Extracted text:
-*-
Get The Macro Show and the Early Look now for only $29.95/month – a savings of 57% – with the Hedgeye Student Discount! In addition to those daily macro insights, you'll receive exclusive content tailor-made to augment what you learn in the classroom. Must be a current college or university student to qualify.

SBUX: Closing Best Idea Short

With this note, we are removing short SBUX from our Best Ideas list.

 

We try our best to be disciplined with all of our calls, both long and short.  In regards to Starbucks, there was enough good news in 1Q15 to make our short thesis look stale.  While we still contend that the food strategy will be less than successful over the long-term, it likely won’t be enough to cause a disruption in the business.  In addition, the apparent success of Mobile Order & Pay could be enough to reaccelerate traffic trends as the year progresses and, after guiding to a 2Q15 miss relative to expectations and holding full-year guidance, it will need to.

 

SBUX is a great company, which made it a difficult short from the very beginning.  With that being said, we would not be buying it at these levels and will continue to look for evidence of a continued slowdown in underlying traffic trends.  While we wouldn’t be surprised to see our core thesis play out, right now it appears Mobile Order & Pay could allay these concerns.
-*-
(Part of a data file)
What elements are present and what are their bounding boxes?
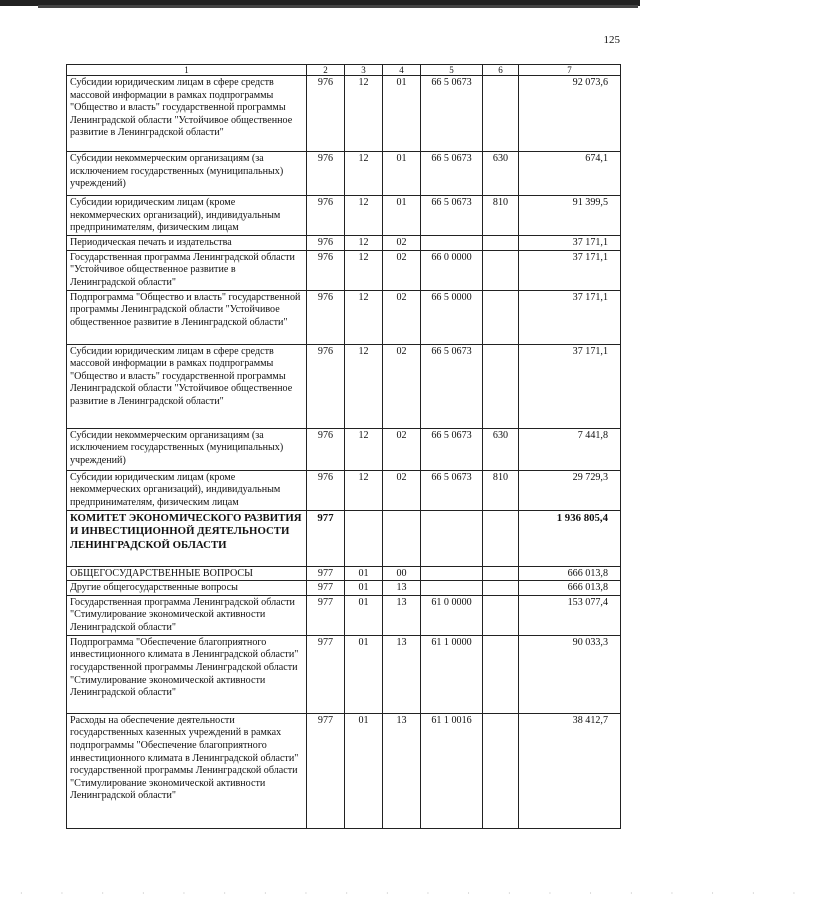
row-name: Субсидии юридическим лицам (кроме некоммерческих организаций), индивидуальным предпринимателям, физическим лицам xyxy=(67,470,307,510)
row-section-code: 01 xyxy=(345,713,383,828)
row-section-code: 12 xyxy=(345,428,383,470)
row-target-article: 66 5 0673 xyxy=(421,428,483,470)
row-section-code: 12 xyxy=(345,290,383,344)
table-row xyxy=(67,581,621,596)
row-name: Другие общегосударственные вопросы xyxy=(67,581,307,596)
row-expense-type xyxy=(483,344,519,428)
table-row xyxy=(67,635,621,713)
row-subsection-code: 02 xyxy=(383,344,421,428)
row-amount: 90 033,3 xyxy=(519,635,621,713)
table-row xyxy=(67,595,621,635)
row-amount: 666 013,8 xyxy=(519,581,621,596)
row-section-code: 01 xyxy=(345,581,383,596)
row-section-code: 12 xyxy=(345,196,383,236)
row-expense-type: 810 xyxy=(483,196,519,236)
col-header-7: 7 xyxy=(519,65,621,76)
row-chapter-code: 977 xyxy=(307,566,345,581)
row-target-article: 61 0 0000 xyxy=(421,595,483,635)
row-subsection-code: 01 xyxy=(383,196,421,236)
row-chapter-code: 976 xyxy=(307,250,345,290)
table-row xyxy=(67,344,621,428)
row-amount: 37 171,1 xyxy=(519,344,621,428)
row-amount: 38 412,7 xyxy=(519,713,621,828)
row-name: Субсидии юридическим лицам в сфере средств массовой информации в рамках подпрограммы "Общество и власть" государственной программы Ленинградской области "Устойчивое общественное развитие в Ленинградской области" xyxy=(67,344,307,428)
row-amount: 7 441,8 xyxy=(519,428,621,470)
scan-top-edge xyxy=(0,0,640,6)
row-target-article: 66 5 0673 xyxy=(421,344,483,428)
table-row xyxy=(67,713,621,828)
row-section-code: 01 xyxy=(345,635,383,713)
row-subsection-code: 00 xyxy=(383,566,421,581)
row-section-code: 12 xyxy=(345,152,383,196)
row-subsection-code: 01 xyxy=(383,76,421,152)
row-chapter-code: 976 xyxy=(307,76,345,152)
row-name: КОМИТЕТ ЭКОНОМИЧЕСКОГО РАЗВИТИЯ И ИНВЕСТИЦИОННОЙ ДЕЯТЕЛЬНОСТИ ЛЕНИНГРАДСКОЙ ОБЛАСТИ xyxy=(67,510,307,566)
page-number: 125 xyxy=(603,34,620,46)
row-expense-type xyxy=(483,635,519,713)
col-header-2: 2 xyxy=(307,65,345,76)
row-expense-type xyxy=(483,713,519,828)
row-name: Субсидии некоммерческим организациям (за исключением государственных (муниципальных) учреждений) xyxy=(67,428,307,470)
row-chapter-code: 977 xyxy=(307,510,345,566)
row-target-article: 66 5 0673 xyxy=(421,152,483,196)
row-subsection-code: 01 xyxy=(383,152,421,196)
row-chapter-code: 977 xyxy=(307,581,345,596)
row-target-article: 66 5 0673 xyxy=(421,196,483,236)
row-name: ОБЩЕГОСУДАРСТВЕННЫЕ ВОПРОСЫ xyxy=(67,566,307,581)
column-numbers-row xyxy=(67,65,621,76)
table-row xyxy=(67,236,621,251)
row-amount: 666 013,8 xyxy=(519,566,621,581)
row-chapter-code: 976 xyxy=(307,290,345,344)
row-section-code: 12 xyxy=(345,250,383,290)
row-amount: 37 171,1 xyxy=(519,250,621,290)
table-row xyxy=(67,428,621,470)
row-chapter-code: 976 xyxy=(307,196,345,236)
table-row xyxy=(67,290,621,344)
row-chapter-code: 977 xyxy=(307,595,345,635)
row-expense-type xyxy=(483,566,519,581)
row-expense-type: 630 xyxy=(483,428,519,470)
row-expense-type xyxy=(483,581,519,596)
row-section-code: 01 xyxy=(345,566,383,581)
row-expense-type xyxy=(483,595,519,635)
row-amount: 1 936 805,4 xyxy=(519,510,621,566)
budget-table xyxy=(66,64,621,829)
scan-noise: · · · · · · · · · · · · · · · · · · · · xyxy=(20,889,813,898)
row-section-code xyxy=(345,510,383,566)
row-chapter-code: 976 xyxy=(307,152,345,196)
row-name: Субсидии юридическим лицам (кроме некоммерческих организаций), индивидуальным предпринимателям, физическим лицам xyxy=(67,196,307,236)
row-target-article: 66 5 0673 xyxy=(421,76,483,152)
col-header-4: 4 xyxy=(383,65,421,76)
row-target-article: 66 5 0000 xyxy=(421,290,483,344)
table-row xyxy=(67,76,621,152)
row-subsection-code: 02 xyxy=(383,250,421,290)
table-row xyxy=(67,566,621,581)
row-subsection-code xyxy=(383,510,421,566)
row-section-code: 12 xyxy=(345,344,383,428)
row-expense-type xyxy=(483,290,519,344)
table-row xyxy=(67,470,621,510)
row-section-code: 12 xyxy=(345,236,383,251)
row-expense-type xyxy=(483,76,519,152)
row-section-code: 12 xyxy=(345,470,383,510)
row-subsection-code: 02 xyxy=(383,236,421,251)
row-target-article xyxy=(421,581,483,596)
row-target-article xyxy=(421,566,483,581)
row-section-code: 01 xyxy=(345,595,383,635)
row-expense-type xyxy=(483,250,519,290)
row-subsection-code: 13 xyxy=(383,595,421,635)
row-subsection-code: 13 xyxy=(383,635,421,713)
table-row xyxy=(67,152,621,196)
row-target-article: 61 1 0000 xyxy=(421,635,483,713)
row-name: Субсидии юридическим лицам в сфере средств массовой информации в рамках подпрограммы "Общество и власть" государственной программы Ленинградской области "Устойчивое общественное развитие в Ленинградской области" xyxy=(67,76,307,152)
row-target-article: 61 1 0016 xyxy=(421,713,483,828)
table-row xyxy=(67,510,621,566)
row-amount: 37 171,1 xyxy=(519,290,621,344)
row-amount: 92 073,6 xyxy=(519,76,621,152)
row-subsection-code: 02 xyxy=(383,428,421,470)
row-expense-type xyxy=(483,236,519,251)
row-subsection-code: 13 xyxy=(383,713,421,828)
row-subsection-code: 13 xyxy=(383,581,421,596)
col-header-5: 5 xyxy=(421,65,483,76)
row-amount: 153 077,4 xyxy=(519,595,621,635)
row-amount: 674,1 xyxy=(519,152,621,196)
row-subsection-code: 02 xyxy=(383,470,421,510)
row-expense-type: 630 xyxy=(483,152,519,196)
col-header-1: 1 xyxy=(67,65,307,76)
row-target-article: 66 0 0000 xyxy=(421,250,483,290)
row-chapter-code: 976 xyxy=(307,428,345,470)
row-amount: 29 729,3 xyxy=(519,470,621,510)
row-chapter-code: 976 xyxy=(307,344,345,428)
row-subsection-code: 02 xyxy=(383,290,421,344)
row-expense-type: 810 xyxy=(483,470,519,510)
row-chapter-code: 977 xyxy=(307,713,345,828)
row-name: Государственная программа Ленинградской области "Устойчивое общественное развитие в Ленинградской области" xyxy=(67,250,307,290)
row-chapter-code: 976 xyxy=(307,236,345,251)
row-name: Периодическая печать и издательства xyxy=(67,236,307,251)
table-row xyxy=(67,250,621,290)
row-target-article xyxy=(421,236,483,251)
row-target-article: 66 5 0673 xyxy=(421,470,483,510)
row-name: Подпрограмма "Общество и власть" государственной программы Ленинградской области "Устойчивое общественное развитие в Ленинградской области" xyxy=(67,290,307,344)
col-header-3: 3 xyxy=(345,65,383,76)
row-expense-type xyxy=(483,510,519,566)
row-name: Субсидии некоммерческим организациям (за исключением государственных (муниципальных) учреждений) xyxy=(67,152,307,196)
row-amount: 37 171,1 xyxy=(519,236,621,251)
row-name: Подпрограмма "Обеспечение благоприятного инвестиционного климата в Ленинградской области" государственной программы Ленинградской области "Стимулирование экономической активности Ленинградской области" xyxy=(67,635,307,713)
row-name: Государственная программа Ленинградской области "Стимулирование экономической активности Ленинградской области" xyxy=(67,595,307,635)
col-header-6: 6 xyxy=(483,65,519,76)
row-target-article xyxy=(421,510,483,566)
table-row xyxy=(67,196,621,236)
row-section-code: 12 xyxy=(345,76,383,152)
row-name: Расходы на обеспечение деятельности государственных казенных учреждений в рамках подпрограммы "Обеспечение благоприятного инвестиционного климата в Ленинградской области" государственной программы Ленинградской области "Стимулирование экономической активности Ленинградской области" xyxy=(67,713,307,828)
row-chapter-code: 977 xyxy=(307,635,345,713)
row-chapter-code: 976 xyxy=(307,470,345,510)
row-amount: 91 399,5 xyxy=(519,196,621,236)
-*-
Set of tasks:
(a) Retype the passage from the Starbucks note, starting at the words "We try our best" and ending after "will need to.".
(b) Write what comes next in the note about closing the Starbucks short, picking up after its final sentence.

Exercise answers:
(a)
We try our best to be disciplined with all of our calls, both long and short.  In regards to Starbucks, there was enough good news in 1Q15 to make our short thesis look stale.  While we still contend that the food strategy will be less than successful over the long-term, it likely won’t be enough to cause a disruption in the business.  In addition, the apparent success of Mobile Order & Pay could be enough to reaccelerate traffic trends as the year progresses and, after guiding to a 2Q15 miss relative to expectations and holding full-year guidance, it will need to.

(b)
 

1Q15 UPSHOT

Starbucks reported solid 1Q15 results after the close yesterday, with revenues and earnings falling in-line with cautious, and lowered, analyst estimates.  Heading into the release, we had serious reservations about a hyped-up holiday season which were proven to be misguided.  Our largest concern over the past several months has been the rapid deceleration of traffic growth in the domestic market, which coincided with menu proliferation and the national rollout of La Boulange.  However, a sequential acceleration to 2% traffic growth temporarily allays these concerns – even though we did not see a similar acceleration in the underlying two-year trend.

 

SBUX: Closing Best Idea Short - 1

 

FY15 Guidance

Despite guiding down 2Q15 estimates from $0.68 to $0.64-0.65, management contends that second half sales momentum and some margin favorability (cost of sales and G&A leverage) will allow them to deliver full-year EPS in the $3.09-3.13 range.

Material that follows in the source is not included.